The exercise
Lines containing the word "pode" need to be counted. Please reply with how many there are, and nothing else.

⁂

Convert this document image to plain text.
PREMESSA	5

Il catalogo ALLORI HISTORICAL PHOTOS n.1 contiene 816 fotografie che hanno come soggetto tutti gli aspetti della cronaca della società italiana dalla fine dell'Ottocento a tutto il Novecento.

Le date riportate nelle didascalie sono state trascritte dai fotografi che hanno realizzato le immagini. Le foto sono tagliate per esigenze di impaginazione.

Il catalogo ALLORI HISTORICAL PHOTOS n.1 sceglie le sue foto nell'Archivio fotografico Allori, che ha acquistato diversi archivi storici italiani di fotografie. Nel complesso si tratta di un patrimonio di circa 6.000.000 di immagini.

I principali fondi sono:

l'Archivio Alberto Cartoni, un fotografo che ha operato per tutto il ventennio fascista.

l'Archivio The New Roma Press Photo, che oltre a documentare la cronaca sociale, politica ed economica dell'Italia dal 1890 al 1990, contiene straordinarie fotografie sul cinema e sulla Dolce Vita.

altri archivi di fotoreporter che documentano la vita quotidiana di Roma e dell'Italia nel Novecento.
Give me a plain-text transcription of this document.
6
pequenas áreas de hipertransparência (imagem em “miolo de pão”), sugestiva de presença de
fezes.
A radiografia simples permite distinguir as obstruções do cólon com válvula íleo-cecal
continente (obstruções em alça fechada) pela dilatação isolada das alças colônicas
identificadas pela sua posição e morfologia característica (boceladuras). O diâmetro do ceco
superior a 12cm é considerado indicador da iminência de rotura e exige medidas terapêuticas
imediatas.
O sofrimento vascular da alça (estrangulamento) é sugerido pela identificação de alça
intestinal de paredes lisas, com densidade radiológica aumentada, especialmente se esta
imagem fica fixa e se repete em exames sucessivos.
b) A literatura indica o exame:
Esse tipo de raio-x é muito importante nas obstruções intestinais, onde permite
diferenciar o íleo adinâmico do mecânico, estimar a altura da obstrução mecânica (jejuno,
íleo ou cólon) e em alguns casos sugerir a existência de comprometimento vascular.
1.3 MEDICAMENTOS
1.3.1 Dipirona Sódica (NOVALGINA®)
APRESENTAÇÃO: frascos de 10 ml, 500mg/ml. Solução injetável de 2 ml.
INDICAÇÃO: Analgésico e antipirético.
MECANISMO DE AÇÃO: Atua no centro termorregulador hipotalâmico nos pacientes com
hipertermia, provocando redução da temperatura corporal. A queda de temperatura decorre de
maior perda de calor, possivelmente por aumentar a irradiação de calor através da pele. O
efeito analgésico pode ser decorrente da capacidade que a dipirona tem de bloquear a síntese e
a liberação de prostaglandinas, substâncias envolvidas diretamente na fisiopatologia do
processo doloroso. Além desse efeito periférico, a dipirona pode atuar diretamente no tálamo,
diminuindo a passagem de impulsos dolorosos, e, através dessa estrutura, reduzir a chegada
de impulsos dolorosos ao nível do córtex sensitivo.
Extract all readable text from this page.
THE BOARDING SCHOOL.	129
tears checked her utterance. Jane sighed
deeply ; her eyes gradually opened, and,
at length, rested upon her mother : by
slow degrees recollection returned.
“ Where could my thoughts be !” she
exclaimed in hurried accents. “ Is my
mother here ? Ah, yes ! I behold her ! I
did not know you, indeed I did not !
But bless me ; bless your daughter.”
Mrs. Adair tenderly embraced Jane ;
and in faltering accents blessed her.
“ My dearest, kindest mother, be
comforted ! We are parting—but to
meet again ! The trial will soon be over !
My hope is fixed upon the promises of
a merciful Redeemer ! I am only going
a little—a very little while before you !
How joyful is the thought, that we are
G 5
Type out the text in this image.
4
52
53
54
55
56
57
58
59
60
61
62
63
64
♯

⁂

Output of the exercise
2